Count how many lines contain the word "icon". Respond with the number alone.

Data listing:
◆ ◆ ◆ ◆ ◆

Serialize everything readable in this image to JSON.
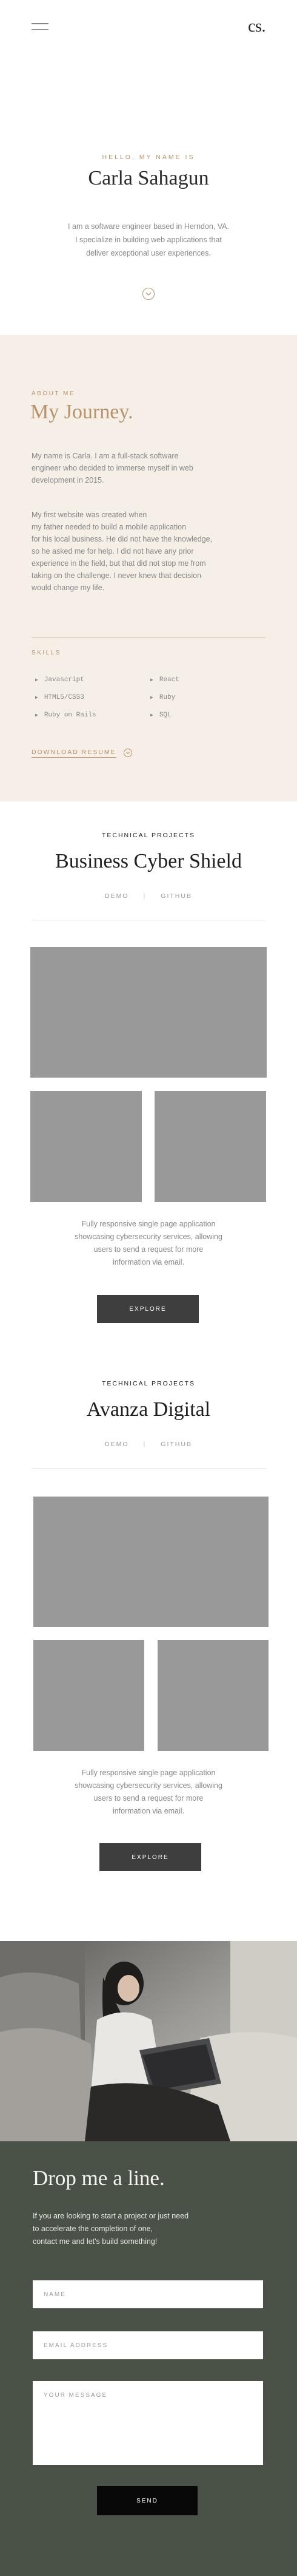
{
  "header": {
    "logo": "cs.",
    "menu_icon": "hamburger-icon"
  },
  "hero": {
    "greeting": "HELLO, MY NAME IS",
    "name": "Carla Sahagun",
    "description_lines": [
      "I am a software engineer based in Herndon, VA.",
      "I specialize in building web applications that",
      "deliver exceptional user experiences."
    ],
    "scroll_icon": "chevron-down-icon",
    "accent_color": "#b8926a"
  },
  "about": {
    "label": "ABOUT ME",
    "title": "My Journey.",
    "paragraph1_lines": [
      "My name is Carla. I am a full-stack software",
      "engineer who decided to immerse myself in web",
      "development in 2015."
    ],
    "paragraph2_lines": [
      "My first website was created when",
      "my father needed to build a mobile application",
      "for his local business. He did not have the knowledge,",
      "so he asked me for help. I did not have any prior",
      "experience in the field, but that did not stop me from",
      "taking on the challenge. I never knew that decision",
      "would change my life."
    ],
    "skills_label": "SKILLS",
    "skills_left": [
      "Javascript",
      "HTML5/CSS3",
      "Ruby on Rails"
    ],
    "skills_right": [
      "React",
      "Ruby",
      "SQL"
    ],
    "resume_label": "DOWNLOAD RESUME",
    "resume_icon": "download-icon",
    "background_color": "#f5efe8"
  },
  "projects": [
    {
      "kicker": "TECHNICAL PROJECTS",
      "title": "Business Cyber Shield",
      "demo_label": "DEMO",
      "separator": "|",
      "github_label": "GITHUB",
      "description_lines": [
        "Fully responsive single page application",
        "showcasing cybersecurity services, allowing",
        "users to send a request  for more",
        "information via email."
      ],
      "button_label": "EXPLORE"
    },
    {
      "kicker": "TECHNICAL PROJECTS",
      "title": "Avanza Digital",
      "demo_label": "DEMO",
      "separator": "|",
      "github_label": "GITHUB",
      "description_lines": [
        "Fully responsive single page application",
        "showcasing cybersecurity services, allowing",
        "users to send a request  for more",
        "information via email."
      ],
      "button_label": "EXPLORE"
    }
  ],
  "contact": {
    "title": "Drop me a line.",
    "description_lines": [
      "If you are looking to start a project or just need",
      "to accelerate the completion of one,",
      "contact me and let's build something!"
    ],
    "name_placeholder": "NAME",
    "email_placeholder": "EMAIL ADDRESS",
    "message_placeholder": "YOUR MESSAGE",
    "send_label": "SEND",
    "background_color": "#4a5248"
  }
}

◆ ◆ ◆ ◆ ◆

Output of the exercise: 3